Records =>
• • • •
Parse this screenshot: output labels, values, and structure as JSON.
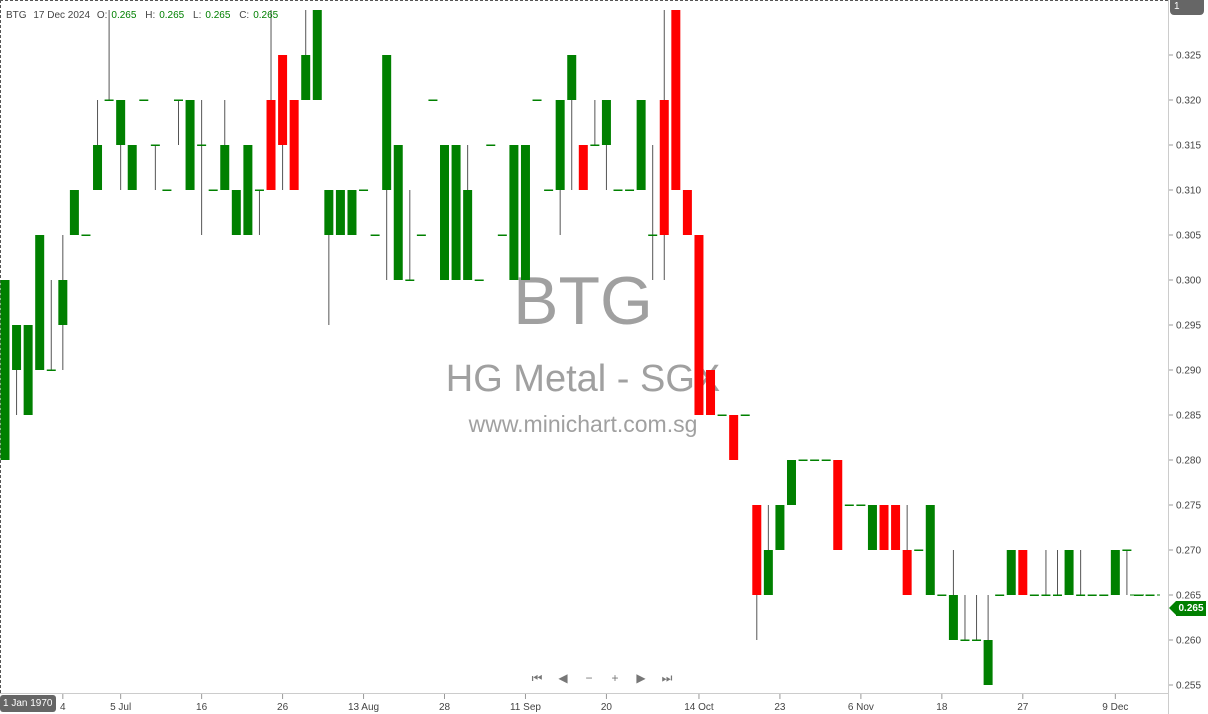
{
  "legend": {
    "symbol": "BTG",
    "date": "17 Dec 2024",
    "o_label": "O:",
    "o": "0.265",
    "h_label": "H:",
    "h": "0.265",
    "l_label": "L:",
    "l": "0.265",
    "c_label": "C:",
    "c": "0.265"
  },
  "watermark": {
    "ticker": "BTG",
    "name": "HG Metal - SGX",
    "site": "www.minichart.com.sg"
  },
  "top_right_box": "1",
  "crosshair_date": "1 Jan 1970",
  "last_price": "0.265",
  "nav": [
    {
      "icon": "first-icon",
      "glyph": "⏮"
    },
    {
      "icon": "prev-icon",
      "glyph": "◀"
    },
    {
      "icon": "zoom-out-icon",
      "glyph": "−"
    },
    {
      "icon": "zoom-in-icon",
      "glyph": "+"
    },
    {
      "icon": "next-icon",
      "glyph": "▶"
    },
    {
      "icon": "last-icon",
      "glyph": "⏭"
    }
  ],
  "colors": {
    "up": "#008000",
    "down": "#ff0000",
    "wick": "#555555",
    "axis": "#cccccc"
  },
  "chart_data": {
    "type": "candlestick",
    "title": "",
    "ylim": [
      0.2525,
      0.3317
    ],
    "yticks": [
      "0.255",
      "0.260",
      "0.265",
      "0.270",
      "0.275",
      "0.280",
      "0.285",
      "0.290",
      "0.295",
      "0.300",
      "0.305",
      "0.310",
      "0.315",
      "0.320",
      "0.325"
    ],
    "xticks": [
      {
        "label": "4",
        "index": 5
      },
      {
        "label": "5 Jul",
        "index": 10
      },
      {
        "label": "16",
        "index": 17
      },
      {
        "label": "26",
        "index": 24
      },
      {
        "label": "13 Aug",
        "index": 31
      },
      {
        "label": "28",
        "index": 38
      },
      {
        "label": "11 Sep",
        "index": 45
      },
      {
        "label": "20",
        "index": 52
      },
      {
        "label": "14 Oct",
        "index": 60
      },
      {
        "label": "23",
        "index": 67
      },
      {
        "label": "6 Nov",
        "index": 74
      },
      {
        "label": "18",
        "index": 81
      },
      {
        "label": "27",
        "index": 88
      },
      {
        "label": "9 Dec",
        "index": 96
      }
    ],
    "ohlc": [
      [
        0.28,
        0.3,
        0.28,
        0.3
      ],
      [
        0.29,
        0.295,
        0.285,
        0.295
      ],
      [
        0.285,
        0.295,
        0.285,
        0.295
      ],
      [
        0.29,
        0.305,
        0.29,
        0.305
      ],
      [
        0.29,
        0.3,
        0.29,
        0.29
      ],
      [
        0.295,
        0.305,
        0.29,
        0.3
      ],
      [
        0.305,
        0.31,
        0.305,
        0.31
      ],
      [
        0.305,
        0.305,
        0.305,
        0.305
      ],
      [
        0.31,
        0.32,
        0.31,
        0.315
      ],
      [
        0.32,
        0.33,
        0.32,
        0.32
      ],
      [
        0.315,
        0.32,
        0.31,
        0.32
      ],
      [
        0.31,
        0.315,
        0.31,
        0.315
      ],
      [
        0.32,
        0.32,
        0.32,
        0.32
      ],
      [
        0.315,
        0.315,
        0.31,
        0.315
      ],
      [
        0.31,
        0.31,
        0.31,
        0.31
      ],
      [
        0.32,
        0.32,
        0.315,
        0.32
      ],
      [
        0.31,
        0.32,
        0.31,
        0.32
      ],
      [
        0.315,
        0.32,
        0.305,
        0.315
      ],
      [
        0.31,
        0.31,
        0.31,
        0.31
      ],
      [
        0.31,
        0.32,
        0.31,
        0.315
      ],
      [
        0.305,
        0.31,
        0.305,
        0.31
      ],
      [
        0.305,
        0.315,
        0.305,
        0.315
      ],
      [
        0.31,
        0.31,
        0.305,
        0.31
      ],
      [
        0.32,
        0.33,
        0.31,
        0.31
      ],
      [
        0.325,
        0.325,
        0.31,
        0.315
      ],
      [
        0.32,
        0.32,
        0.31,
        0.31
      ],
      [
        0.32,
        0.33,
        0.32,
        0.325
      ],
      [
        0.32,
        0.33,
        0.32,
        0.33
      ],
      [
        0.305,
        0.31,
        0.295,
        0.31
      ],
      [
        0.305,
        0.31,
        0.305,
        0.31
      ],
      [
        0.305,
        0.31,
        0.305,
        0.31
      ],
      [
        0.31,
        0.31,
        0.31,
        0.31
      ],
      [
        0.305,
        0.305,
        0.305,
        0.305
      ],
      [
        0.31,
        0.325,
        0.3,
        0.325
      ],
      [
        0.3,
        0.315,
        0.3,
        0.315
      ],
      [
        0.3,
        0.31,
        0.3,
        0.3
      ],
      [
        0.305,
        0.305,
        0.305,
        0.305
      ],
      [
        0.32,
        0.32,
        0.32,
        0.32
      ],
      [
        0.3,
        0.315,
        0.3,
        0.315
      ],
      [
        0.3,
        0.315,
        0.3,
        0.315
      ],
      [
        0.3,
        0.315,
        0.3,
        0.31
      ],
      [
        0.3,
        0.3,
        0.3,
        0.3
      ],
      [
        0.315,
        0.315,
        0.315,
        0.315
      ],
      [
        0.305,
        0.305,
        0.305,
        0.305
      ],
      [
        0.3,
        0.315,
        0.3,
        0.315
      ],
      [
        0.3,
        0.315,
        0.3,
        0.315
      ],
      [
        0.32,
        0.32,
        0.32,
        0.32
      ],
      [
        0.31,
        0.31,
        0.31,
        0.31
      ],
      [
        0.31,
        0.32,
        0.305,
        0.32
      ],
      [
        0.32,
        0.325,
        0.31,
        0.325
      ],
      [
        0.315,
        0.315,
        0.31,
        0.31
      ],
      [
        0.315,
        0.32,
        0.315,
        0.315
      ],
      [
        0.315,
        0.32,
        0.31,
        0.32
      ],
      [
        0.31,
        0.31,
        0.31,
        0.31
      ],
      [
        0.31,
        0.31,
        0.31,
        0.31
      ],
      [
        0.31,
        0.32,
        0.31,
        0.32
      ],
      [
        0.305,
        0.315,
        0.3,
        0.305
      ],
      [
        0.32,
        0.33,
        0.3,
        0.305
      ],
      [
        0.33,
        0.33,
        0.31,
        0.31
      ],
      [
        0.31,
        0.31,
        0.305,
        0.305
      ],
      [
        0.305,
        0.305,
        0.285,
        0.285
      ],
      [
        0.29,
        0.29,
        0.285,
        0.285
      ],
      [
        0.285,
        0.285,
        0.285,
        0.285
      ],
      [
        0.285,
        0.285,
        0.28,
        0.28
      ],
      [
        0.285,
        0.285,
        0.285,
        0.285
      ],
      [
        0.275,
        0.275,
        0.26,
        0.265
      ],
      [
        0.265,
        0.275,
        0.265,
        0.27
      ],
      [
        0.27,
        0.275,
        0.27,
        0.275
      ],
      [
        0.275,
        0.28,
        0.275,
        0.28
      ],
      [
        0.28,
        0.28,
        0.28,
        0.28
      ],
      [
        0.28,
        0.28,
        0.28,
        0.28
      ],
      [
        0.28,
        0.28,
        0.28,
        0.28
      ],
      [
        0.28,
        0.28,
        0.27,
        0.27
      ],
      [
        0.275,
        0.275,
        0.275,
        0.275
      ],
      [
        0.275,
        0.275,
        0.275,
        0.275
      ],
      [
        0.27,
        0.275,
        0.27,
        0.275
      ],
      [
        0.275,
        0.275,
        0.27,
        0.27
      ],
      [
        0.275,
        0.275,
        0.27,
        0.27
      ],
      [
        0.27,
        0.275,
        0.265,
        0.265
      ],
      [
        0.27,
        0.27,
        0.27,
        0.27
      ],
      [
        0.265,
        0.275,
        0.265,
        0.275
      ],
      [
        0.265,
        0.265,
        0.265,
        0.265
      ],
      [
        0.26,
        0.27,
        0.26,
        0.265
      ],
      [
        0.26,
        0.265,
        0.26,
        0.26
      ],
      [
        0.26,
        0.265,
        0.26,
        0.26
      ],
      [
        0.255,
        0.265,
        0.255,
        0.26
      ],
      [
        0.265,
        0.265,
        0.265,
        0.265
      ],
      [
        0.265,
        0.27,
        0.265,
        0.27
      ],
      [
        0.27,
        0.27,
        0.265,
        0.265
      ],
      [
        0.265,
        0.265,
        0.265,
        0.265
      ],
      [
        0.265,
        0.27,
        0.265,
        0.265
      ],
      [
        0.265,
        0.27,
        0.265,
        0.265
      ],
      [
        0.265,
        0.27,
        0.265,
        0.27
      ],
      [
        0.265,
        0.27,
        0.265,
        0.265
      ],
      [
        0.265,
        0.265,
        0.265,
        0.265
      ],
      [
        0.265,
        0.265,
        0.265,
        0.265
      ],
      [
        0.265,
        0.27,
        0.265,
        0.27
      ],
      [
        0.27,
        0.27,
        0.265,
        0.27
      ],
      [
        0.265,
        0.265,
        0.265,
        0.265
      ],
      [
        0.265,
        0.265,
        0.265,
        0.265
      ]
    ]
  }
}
• • • •
Task statement =>
Return each line with "icon".

Task solution =>
      "icon": "first-icon",
      "icon": "prev-icon",
      "icon": "zoom-out-icon",
      "icon": "zoom-in-icon",
      "icon": "next-icon",
      "icon": "last-icon",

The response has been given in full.